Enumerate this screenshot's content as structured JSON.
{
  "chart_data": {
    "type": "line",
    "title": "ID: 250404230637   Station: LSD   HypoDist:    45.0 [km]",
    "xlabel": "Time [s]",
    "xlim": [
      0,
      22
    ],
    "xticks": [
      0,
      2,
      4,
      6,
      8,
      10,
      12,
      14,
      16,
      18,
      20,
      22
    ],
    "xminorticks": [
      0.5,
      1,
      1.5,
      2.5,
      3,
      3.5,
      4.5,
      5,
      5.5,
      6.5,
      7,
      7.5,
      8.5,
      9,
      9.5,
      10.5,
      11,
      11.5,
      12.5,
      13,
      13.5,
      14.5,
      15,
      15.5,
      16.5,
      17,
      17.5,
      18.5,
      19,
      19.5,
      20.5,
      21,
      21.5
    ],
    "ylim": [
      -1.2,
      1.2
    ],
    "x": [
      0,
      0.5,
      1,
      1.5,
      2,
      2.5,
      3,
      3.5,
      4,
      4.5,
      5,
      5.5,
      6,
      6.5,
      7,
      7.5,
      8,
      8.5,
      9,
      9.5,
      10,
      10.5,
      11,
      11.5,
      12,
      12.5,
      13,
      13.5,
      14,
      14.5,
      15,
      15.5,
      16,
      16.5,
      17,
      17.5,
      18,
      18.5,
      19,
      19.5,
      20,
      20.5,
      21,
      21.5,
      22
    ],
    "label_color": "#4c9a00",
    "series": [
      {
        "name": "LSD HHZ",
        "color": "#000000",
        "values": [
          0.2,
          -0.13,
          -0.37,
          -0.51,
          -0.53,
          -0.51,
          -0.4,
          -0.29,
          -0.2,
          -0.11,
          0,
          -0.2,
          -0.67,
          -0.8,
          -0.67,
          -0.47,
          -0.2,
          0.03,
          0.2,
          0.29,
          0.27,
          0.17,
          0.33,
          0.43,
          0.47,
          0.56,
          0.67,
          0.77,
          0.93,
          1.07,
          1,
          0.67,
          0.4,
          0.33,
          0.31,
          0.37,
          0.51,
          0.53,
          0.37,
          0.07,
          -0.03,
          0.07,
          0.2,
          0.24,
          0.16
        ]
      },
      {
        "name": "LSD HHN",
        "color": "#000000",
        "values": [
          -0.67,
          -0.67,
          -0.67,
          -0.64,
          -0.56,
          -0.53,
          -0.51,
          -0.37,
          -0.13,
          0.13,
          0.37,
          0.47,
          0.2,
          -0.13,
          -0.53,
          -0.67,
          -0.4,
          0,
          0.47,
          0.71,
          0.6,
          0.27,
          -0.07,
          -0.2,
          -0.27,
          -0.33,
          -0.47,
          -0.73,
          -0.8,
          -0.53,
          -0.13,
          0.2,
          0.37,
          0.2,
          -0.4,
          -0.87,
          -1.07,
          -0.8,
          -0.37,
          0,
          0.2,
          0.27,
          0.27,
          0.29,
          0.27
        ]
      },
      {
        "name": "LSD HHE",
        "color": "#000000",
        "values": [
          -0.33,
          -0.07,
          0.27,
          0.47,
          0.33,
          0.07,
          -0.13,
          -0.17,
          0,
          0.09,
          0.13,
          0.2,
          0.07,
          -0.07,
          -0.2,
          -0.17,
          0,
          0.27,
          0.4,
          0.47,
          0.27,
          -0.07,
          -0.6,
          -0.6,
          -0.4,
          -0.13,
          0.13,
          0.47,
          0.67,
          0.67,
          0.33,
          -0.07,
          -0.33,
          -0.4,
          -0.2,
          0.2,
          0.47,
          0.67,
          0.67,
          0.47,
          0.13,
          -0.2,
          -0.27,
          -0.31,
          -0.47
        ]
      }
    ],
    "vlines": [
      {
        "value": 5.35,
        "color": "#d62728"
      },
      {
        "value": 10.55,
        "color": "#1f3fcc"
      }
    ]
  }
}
##############################
Requirement:
Take the listing above and write it out again exactly.

Exercise solution:
Enumerate this screenshot's content as structured JSON.
{
  "chart_data": {
    "type": "line",
    "title": "ID: 250404230637   Station: LSD   HypoDist:    45.0 [km]",
    "xlabel": "Time [s]",
    "xlim": [
      0,
      22
    ],
    "xticks": [
      0,
      2,
      4,
      6,
      8,
      10,
      12,
      14,
      16,
      18,
      20,
      22
    ],
    "xminorticks": [
      0.5,
      1,
      1.5,
      2.5,
      3,
      3.5,
      4.5,
      5,
      5.5,
      6.5,
      7,
      7.5,
      8.5,
      9,
      9.5,
      10.5,
      11,
      11.5,
      12.5,
      13,
      13.5,
      14.5,
      15,
      15.5,
      16.5,
      17,
      17.5,
      18.5,
      19,
      19.5,
      20.5,
      21,
      21.5
    ],
    "ylim": [
      -1.2,
      1.2
    ],
    "x": [
      0,
      0.5,
      1,
      1.5,
      2,
      2.5,
      3,
      3.5,
      4,
      4.5,
      5,
      5.5,
      6,
      6.5,
      7,
      7.5,
      8,
      8.5,
      9,
      9.5,
      10,
      10.5,
      11,
      11.5,
      12,
      12.5,
      13,
      13.5,
      14,
      14.5,
      15,
      15.5,
      16,
      16.5,
      17,
      17.5,
      18,
      18.5,
      19,
      19.5,
      20,
      20.5,
      21,
      21.5,
      22
    ],
    "label_color": "#4c9a00",
    "series": [
      {
        "name": "LSD HHZ",
        "color": "#000000",
        "values": [
          0.2,
          -0.13,
          -0.37,
          -0.51,
          -0.53,
          -0.51,
          -0.4,
          -0.29,
          -0.2,
          -0.11,
          0,
          -0.2,
          -0.67,
          -0.8,
          -0.67,
          -0.47,
          -0.2,
          0.03,
          0.2,
          0.29,
          0.27,
          0.17,
          0.33,
          0.43,
          0.47,
          0.56,
          0.67,
          0.77,
          0.93,
          1.07,
          1,
          0.67,
          0.4,
          0.33,
          0.31,
          0.37,
          0.51,
          0.53,
          0.37,
          0.07,
          -0.03,
          0.07,
          0.2,
          0.24,
          0.16
        ]
      },
      {
        "name": "LSD HHN",
        "color": "#000000",
        "values": [
          -0.67,
          -0.67,
          -0.67,
          -0.64,
          -0.56,
          -0.53,
          -0.51,
          -0.37,
          -0.13,
          0.13,
          0.37,
          0.47,
          0.2,
          -0.13,
          -0.53,
          -0.67,
          -0.4,
          0,
          0.47,
          0.71,
          0.6,
          0.27,
          -0.07,
          -0.2,
          -0.27,
          -0.33,
          -0.47,
          -0.73,
          -0.8,
          -0.53,
          -0.13,
          0.2,
          0.37,
          0.2,
          -0.4,
          -0.87,
          -1.07,
          -0.8,
          -0.37,
          0,
          0.2,
          0.27,
          0.27,
          0.29,
          0.27
        ]
      },
      {
        "name": "LSD HHE",
        "color": "#000000",
        "values": [
          -0.33,
          -0.07,
          0.27,
          0.47,
          0.33,
          0.07,
          -0.13,
          -0.17,
          0,
          0.09,
          0.13,
          0.2,
          0.07,
          -0.07,
          -0.2,
          -0.17,
          0,
          0.27,
          0.4,
          0.47,
          0.27,
          -0.07,
          -0.6,
          -0.6,
          -0.4,
          -0.13,
          0.13,
          0.47,
          0.67,
          0.67,
          0.33,
          -0.07,
          -0.33,
          -0.4,
          -0.2,
          0.2,
          0.47,
          0.67,
          0.67,
          0.47,
          0.13,
          -0.2,
          -0.27,
          -0.31,
          -0.47
        ]
      }
    ],
    "vlines": [
      {
        "value": 5.35,
        "color": "#d62728"
      },
      {
        "value": 10.55,
        "color": "#1f3fcc"
      }
    ]
  }
}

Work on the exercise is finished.